PROBLEMS AND TASKS -
(a) Please answer these questions about the post on the ASA p-value statement:
(i) Which journal's p-value ban did the ASA respond to?
(ii) How large was the group said to be developing the ASA statement?
(iii) What example of a statistical summary of the data appears in the ASA's definition of a p-value?
(b) From the post on the ASA p-value statement, extract the passage that begins at the words "The American Statistical Association just" and stops after the words "of statistical inference.".

SOURCE DOCUMENT -
┌──

No single index should substitute for scientific reasoning.

— Official ASA statement

*TLDR: The American Statistical Association’s officially stance is that p-values are bad measures of evidence. We as psychologists need to recalibrate our intuitions for what constitutes good evidence. See the full statement here. [Link fixed!]*

The American Statistical Association just released its long-promised official statement regarding its stance on p-values. If you don’t remember (don’t worry, it was over a year ago), the ASA responded to Basic and Applied Social Psychology’s (BASP) widely publicized p-value ban by saying,

A group of more than two-dozen distinguished statistical professionals is developing an ASA statement on p-values and inference that highlights the issues and competing viewpoints. The ASA encourages the editors of this journal [BASP] and others who might share their concerns to consider what is offered in the ASA statement to appear later this year and not discard the proper and appropriate use of statistical inference.

This development is especially relevant for psychologists, since the p-value is ubiquitous in our literature. I think I have only ever seen a handful of papers without one. Are we using it correctly? What is proper? The ASA is here to set us straight.

### The scope of the statement

The statement begins by saying “While the p-value can be a useful statistical measure, it is commonly misused and misinterpreted.” To help clarify how the p-value *should *be used, the ASA “believes that the scientific community could benefit from a formal statement clarifying several widely agreed upon principles underlying the proper use and interpretation of the p-value.” Their stated goal is to articulate “in non-technical terms a few select principles that could improve the conduct or interpretation of quantitative science, according to widespread consensus in the statistical community.”

### So first things first: what is a p-value?

The ASA gives the following definition for a p-value:

a p-value is the probability under a specified statistical model that a statistical summary of the data (for example, the sample mean difference between two compared groups) would be equal to or more extreme than its observed value.

└──

DATA LISTING -
┌──

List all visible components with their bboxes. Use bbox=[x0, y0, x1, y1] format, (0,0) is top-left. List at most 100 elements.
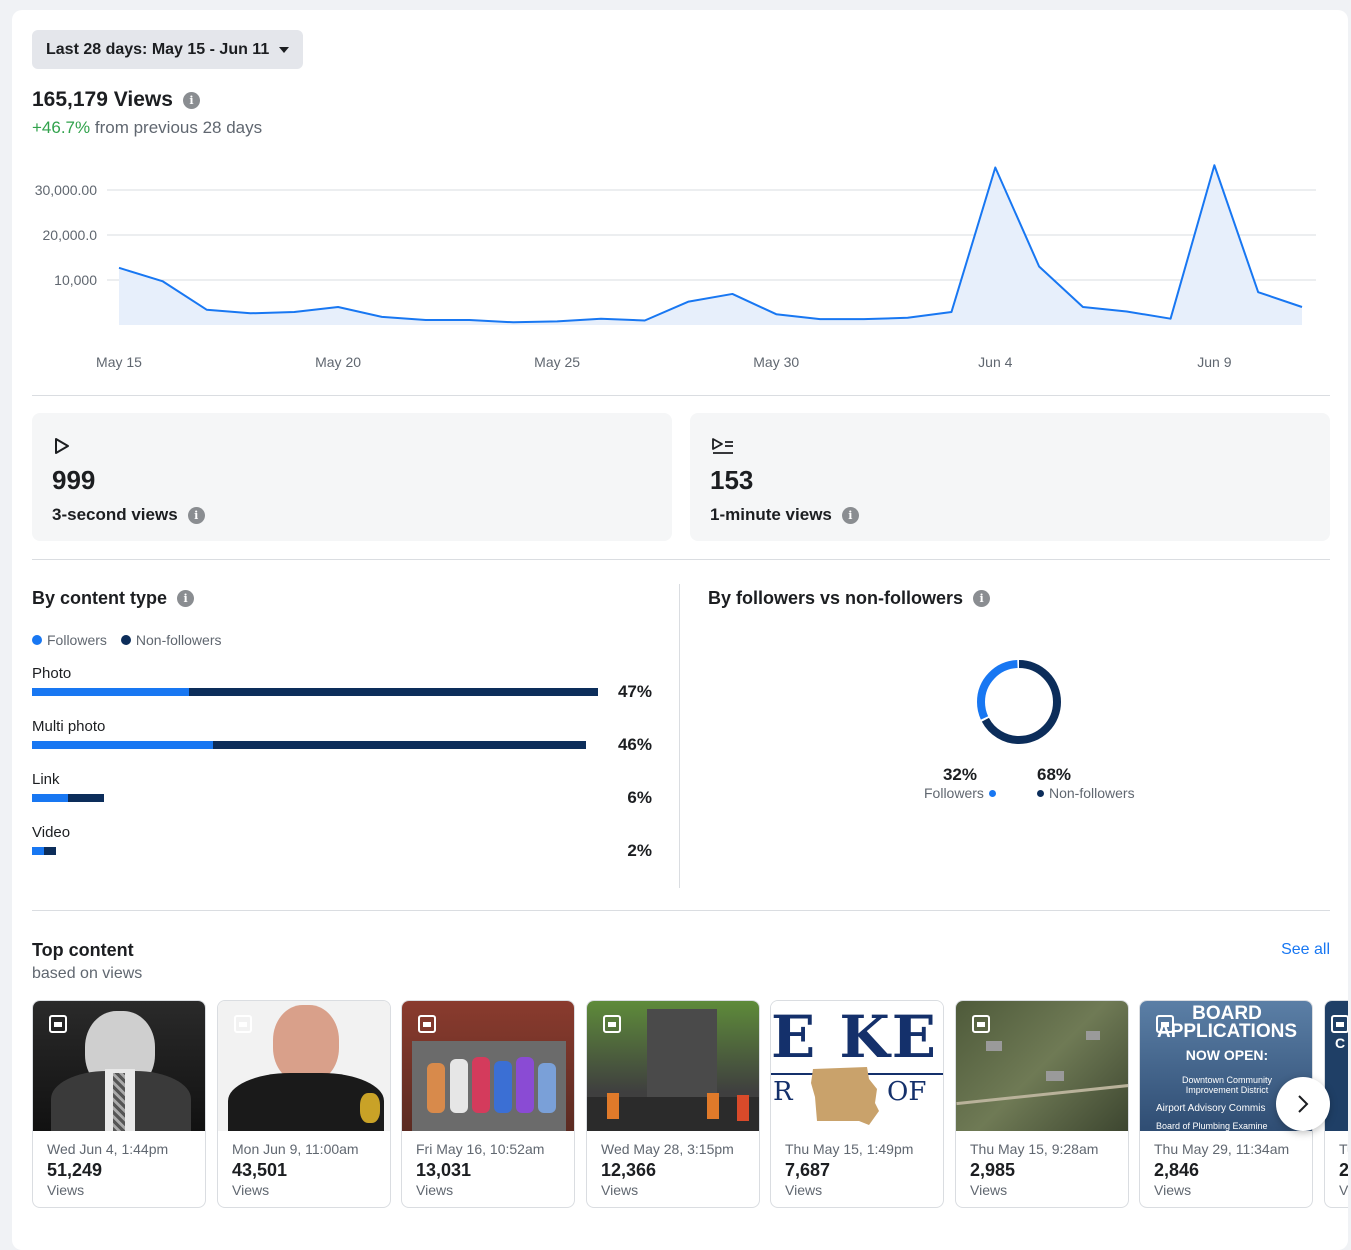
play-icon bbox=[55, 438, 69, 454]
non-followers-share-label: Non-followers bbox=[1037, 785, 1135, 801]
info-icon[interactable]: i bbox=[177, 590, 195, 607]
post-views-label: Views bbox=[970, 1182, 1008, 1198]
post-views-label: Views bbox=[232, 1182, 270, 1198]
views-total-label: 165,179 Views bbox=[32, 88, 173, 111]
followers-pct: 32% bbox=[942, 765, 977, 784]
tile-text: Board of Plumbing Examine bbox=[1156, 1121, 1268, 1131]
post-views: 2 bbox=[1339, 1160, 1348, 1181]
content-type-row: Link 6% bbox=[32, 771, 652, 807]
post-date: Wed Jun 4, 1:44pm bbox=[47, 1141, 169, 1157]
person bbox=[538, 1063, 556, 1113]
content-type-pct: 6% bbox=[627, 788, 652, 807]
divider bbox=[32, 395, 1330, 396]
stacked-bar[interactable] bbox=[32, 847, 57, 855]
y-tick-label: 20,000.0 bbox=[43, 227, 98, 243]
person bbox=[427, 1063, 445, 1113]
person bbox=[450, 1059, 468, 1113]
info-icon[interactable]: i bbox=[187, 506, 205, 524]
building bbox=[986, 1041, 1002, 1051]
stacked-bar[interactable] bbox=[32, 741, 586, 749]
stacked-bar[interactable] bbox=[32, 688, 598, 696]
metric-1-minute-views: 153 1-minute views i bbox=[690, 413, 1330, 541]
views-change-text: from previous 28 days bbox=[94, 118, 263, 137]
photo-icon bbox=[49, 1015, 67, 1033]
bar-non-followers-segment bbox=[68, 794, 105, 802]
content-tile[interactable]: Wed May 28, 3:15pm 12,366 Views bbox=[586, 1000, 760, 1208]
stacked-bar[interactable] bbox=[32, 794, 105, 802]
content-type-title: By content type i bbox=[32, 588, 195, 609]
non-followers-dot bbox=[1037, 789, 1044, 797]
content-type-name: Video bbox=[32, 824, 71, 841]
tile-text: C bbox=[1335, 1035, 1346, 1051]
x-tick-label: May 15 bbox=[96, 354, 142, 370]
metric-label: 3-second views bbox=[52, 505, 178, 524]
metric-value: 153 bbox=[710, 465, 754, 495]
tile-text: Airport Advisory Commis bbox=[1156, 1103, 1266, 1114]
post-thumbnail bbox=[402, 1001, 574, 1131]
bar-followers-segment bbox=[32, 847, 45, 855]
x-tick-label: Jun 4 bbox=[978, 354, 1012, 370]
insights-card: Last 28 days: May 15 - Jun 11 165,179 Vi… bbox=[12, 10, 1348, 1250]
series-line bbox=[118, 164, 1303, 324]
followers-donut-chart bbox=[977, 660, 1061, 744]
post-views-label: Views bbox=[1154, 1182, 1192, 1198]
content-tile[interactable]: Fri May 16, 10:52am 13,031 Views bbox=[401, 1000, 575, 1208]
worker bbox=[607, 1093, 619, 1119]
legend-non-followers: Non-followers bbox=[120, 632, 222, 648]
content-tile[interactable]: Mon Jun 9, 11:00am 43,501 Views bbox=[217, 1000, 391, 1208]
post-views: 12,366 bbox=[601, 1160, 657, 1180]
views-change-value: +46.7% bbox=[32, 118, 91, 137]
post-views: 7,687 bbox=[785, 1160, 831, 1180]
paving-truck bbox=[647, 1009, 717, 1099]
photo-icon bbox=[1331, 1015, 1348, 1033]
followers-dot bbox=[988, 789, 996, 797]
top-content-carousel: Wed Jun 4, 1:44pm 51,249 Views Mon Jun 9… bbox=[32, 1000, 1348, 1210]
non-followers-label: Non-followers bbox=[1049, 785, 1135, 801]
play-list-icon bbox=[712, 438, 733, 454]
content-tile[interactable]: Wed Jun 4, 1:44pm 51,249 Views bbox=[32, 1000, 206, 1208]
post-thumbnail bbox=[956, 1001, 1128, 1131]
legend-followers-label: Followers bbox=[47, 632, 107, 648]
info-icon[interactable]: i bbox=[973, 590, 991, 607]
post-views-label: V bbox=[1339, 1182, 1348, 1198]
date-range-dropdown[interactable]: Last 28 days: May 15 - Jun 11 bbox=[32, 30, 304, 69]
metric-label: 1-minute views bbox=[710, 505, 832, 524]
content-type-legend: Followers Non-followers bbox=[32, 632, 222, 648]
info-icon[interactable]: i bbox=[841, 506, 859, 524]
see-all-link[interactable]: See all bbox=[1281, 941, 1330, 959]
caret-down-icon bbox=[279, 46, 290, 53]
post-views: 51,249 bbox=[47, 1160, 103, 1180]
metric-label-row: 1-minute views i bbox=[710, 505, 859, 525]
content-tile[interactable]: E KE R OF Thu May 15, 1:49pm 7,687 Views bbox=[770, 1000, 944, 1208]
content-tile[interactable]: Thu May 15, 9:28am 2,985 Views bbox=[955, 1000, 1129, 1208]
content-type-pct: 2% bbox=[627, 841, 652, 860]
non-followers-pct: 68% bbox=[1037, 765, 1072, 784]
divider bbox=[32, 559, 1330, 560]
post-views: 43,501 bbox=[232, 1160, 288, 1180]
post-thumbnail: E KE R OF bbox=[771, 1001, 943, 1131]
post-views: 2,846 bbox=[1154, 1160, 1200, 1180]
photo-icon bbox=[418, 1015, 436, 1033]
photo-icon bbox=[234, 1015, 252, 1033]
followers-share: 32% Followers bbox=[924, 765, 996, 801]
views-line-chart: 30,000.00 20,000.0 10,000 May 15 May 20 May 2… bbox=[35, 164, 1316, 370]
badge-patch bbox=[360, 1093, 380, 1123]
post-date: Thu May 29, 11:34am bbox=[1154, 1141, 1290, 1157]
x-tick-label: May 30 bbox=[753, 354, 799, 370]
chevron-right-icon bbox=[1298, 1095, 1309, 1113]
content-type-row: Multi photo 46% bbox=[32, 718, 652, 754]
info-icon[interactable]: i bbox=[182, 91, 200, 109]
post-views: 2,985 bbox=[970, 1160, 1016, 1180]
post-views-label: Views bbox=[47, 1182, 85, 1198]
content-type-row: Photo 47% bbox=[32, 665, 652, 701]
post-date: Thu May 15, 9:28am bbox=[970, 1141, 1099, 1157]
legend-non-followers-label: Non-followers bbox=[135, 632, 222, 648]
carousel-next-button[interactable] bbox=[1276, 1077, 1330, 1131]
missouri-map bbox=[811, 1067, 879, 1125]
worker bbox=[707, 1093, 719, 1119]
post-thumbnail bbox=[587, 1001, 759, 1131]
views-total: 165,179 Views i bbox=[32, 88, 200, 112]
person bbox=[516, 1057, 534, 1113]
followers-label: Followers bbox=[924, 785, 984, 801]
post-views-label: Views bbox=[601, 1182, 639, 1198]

└──

ANSWERS IN ORDER -
(a)
(i) Basic and Applied Social Psychology (BASP)
(ii) More than two dozen distinguished statistical professionals
(iii) The sample mean difference between two compared groups

(b)
The American Statistical Association just released its long-promised official statement regarding its stance on p-values. If you don’t remember (don’t worry, it was over a year ago), the ASA responded to Basic and Applied Social Psychology’s (BASP) widely publicized p-value ban by saying,

A group of more than two-dozen distinguished statistical professionals is developing an ASA statement on p-values and inference that highlights the issues and competing viewpoints. The ASA encourages the editors of this journal [BASP] and others who might share their concerns to consider what is offered in the ASA statement to appear later this year and not discard the proper and appropriate use of statistical inference.